• Work to be completed
Lines that hold the string "left" are to be counted; give only their number.

=-=-=-=-=

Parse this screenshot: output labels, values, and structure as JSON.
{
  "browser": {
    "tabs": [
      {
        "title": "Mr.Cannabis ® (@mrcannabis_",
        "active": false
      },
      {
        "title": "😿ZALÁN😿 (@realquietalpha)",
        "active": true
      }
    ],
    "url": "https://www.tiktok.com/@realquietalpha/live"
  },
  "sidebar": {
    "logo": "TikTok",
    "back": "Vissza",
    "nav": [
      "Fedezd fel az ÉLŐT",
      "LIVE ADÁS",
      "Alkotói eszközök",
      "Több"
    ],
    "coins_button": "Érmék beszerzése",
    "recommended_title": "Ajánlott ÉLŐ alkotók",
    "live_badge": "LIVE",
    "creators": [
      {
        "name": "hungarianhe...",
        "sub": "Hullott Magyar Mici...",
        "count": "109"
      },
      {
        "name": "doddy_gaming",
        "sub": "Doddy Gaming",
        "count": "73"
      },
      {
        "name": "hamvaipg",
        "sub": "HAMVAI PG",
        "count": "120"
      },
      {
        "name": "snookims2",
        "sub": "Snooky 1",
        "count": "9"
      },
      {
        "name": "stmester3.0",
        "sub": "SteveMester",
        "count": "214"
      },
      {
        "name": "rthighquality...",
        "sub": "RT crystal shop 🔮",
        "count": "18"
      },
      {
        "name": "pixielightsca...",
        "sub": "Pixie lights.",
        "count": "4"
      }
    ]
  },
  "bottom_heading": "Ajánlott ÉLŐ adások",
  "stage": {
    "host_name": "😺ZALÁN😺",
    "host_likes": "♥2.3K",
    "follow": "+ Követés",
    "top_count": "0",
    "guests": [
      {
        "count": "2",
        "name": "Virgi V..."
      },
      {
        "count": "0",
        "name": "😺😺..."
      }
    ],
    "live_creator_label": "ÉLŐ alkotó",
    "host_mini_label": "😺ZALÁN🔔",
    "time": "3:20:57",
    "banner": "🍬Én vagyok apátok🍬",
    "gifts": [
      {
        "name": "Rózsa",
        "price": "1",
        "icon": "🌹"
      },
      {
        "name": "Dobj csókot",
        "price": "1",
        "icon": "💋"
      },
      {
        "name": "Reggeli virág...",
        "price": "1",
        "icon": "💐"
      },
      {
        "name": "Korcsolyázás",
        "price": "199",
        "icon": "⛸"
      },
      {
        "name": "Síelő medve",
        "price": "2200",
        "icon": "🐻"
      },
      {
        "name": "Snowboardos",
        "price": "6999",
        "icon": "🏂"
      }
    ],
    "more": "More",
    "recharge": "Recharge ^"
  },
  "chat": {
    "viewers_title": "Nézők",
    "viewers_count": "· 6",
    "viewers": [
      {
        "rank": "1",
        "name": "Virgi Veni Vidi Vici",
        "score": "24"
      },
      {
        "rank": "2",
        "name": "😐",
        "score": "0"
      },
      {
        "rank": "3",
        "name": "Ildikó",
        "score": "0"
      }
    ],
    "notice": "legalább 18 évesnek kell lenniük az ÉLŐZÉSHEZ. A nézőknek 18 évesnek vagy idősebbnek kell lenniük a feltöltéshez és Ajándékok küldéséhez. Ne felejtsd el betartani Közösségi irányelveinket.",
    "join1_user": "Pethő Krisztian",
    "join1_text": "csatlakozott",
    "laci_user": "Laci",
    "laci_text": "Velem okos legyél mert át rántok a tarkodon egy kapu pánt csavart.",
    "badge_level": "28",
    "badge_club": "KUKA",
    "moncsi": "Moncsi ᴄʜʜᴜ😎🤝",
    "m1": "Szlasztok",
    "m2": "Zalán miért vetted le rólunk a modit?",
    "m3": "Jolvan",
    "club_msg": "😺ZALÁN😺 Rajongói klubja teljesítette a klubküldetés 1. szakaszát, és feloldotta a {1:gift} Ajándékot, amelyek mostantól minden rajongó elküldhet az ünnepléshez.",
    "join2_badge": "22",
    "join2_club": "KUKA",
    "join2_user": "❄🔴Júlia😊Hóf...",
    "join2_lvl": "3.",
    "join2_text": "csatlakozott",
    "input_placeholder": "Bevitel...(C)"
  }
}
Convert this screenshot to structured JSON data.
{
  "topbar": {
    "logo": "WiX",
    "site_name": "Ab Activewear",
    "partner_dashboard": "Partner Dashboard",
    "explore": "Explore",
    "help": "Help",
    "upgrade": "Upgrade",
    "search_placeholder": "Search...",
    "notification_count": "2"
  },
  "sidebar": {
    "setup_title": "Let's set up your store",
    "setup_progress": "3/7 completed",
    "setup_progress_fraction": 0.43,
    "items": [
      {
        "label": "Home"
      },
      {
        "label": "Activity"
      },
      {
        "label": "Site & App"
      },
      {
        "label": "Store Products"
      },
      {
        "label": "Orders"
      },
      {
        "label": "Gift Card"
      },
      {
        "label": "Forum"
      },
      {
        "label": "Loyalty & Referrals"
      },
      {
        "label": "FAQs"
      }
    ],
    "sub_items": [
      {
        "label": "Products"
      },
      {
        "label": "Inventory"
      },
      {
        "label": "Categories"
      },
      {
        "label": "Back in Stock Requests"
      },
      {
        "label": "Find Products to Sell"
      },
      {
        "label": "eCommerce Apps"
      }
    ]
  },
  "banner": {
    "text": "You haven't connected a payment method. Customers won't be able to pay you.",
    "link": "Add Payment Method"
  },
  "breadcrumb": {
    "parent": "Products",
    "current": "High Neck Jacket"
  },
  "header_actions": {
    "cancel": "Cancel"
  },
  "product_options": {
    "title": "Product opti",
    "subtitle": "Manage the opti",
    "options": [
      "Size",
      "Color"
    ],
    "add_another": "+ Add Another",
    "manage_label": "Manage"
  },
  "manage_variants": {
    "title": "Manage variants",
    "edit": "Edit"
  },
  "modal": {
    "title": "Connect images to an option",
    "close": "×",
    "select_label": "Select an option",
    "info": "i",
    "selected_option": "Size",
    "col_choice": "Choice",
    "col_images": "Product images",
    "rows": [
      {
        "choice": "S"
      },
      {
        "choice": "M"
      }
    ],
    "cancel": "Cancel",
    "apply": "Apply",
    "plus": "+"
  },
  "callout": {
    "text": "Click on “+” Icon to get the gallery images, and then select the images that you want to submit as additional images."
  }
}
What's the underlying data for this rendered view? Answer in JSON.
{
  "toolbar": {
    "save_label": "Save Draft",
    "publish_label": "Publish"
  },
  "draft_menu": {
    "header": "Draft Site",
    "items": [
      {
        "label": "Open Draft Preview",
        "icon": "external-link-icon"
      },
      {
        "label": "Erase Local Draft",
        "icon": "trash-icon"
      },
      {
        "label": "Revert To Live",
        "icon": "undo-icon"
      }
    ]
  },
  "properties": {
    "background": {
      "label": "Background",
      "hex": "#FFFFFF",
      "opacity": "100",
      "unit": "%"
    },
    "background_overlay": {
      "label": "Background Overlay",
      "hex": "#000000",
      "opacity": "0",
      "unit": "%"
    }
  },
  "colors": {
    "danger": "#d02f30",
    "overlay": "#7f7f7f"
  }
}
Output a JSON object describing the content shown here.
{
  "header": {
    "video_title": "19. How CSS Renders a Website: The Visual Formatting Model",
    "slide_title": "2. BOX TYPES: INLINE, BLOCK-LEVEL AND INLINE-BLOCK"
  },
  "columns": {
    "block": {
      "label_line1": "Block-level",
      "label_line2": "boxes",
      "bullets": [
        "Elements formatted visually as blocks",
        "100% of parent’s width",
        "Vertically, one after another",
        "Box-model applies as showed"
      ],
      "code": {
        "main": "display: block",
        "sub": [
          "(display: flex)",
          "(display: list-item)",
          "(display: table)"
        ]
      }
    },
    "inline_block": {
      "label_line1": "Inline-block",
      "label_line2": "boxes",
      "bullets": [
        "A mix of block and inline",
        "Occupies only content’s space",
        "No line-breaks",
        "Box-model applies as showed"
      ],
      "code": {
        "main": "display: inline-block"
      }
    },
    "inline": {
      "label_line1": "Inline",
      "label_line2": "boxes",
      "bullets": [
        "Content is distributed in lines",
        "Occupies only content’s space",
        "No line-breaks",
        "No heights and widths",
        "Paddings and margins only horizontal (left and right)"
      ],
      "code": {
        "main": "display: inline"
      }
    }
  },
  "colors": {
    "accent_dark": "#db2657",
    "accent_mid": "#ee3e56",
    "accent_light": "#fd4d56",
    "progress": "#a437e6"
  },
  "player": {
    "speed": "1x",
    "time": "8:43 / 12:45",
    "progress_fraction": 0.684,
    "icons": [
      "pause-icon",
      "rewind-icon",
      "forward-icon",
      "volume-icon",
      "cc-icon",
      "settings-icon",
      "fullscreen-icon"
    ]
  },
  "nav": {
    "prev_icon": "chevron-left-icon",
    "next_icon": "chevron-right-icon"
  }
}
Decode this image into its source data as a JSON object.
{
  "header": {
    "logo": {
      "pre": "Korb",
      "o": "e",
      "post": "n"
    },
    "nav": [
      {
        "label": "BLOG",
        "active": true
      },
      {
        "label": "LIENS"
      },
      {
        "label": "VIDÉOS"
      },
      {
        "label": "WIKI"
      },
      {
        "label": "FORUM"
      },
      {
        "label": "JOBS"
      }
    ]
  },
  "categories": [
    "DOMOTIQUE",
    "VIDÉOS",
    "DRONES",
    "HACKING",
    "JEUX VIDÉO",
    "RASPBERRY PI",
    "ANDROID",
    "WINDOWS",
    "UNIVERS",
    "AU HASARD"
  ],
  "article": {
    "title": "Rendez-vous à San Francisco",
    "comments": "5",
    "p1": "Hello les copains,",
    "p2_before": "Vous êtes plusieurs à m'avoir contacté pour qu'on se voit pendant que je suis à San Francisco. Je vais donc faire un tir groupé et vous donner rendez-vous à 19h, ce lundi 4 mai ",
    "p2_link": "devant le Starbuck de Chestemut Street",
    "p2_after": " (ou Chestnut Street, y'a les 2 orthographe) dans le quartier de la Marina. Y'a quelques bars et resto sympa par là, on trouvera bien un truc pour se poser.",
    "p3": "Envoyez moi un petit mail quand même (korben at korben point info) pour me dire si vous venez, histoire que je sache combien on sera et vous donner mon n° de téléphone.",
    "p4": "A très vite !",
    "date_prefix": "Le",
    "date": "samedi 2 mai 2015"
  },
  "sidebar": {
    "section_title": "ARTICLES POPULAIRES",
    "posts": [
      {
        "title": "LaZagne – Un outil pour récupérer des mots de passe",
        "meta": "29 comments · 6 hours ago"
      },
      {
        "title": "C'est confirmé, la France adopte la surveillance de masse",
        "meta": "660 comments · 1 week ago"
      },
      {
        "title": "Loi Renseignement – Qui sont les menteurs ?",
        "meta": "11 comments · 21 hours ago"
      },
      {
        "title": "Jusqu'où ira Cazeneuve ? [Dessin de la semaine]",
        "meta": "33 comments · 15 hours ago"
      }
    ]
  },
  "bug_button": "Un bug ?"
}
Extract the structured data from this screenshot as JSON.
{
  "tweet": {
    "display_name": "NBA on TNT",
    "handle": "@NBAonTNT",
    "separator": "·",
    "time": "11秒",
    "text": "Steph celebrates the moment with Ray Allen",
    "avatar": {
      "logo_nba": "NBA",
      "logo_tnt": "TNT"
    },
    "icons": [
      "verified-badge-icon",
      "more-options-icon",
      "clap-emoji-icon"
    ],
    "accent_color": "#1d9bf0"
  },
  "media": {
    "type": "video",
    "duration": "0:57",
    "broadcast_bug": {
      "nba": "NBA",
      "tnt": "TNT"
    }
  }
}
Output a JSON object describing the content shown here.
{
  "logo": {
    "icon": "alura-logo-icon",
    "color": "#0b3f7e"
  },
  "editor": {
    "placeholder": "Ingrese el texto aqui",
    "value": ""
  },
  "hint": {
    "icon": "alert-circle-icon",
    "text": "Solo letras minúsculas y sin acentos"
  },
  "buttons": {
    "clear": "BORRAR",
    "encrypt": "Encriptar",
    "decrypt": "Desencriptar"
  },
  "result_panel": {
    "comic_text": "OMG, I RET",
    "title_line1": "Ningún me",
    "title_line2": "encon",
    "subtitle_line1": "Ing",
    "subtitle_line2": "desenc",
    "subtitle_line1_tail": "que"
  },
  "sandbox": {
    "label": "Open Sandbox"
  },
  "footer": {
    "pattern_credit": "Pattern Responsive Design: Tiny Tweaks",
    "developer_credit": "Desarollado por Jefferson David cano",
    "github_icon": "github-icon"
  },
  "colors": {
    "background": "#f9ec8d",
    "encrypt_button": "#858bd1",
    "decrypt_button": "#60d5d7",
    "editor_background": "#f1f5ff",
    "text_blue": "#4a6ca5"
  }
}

=-=-=-=-=

• Task answer
2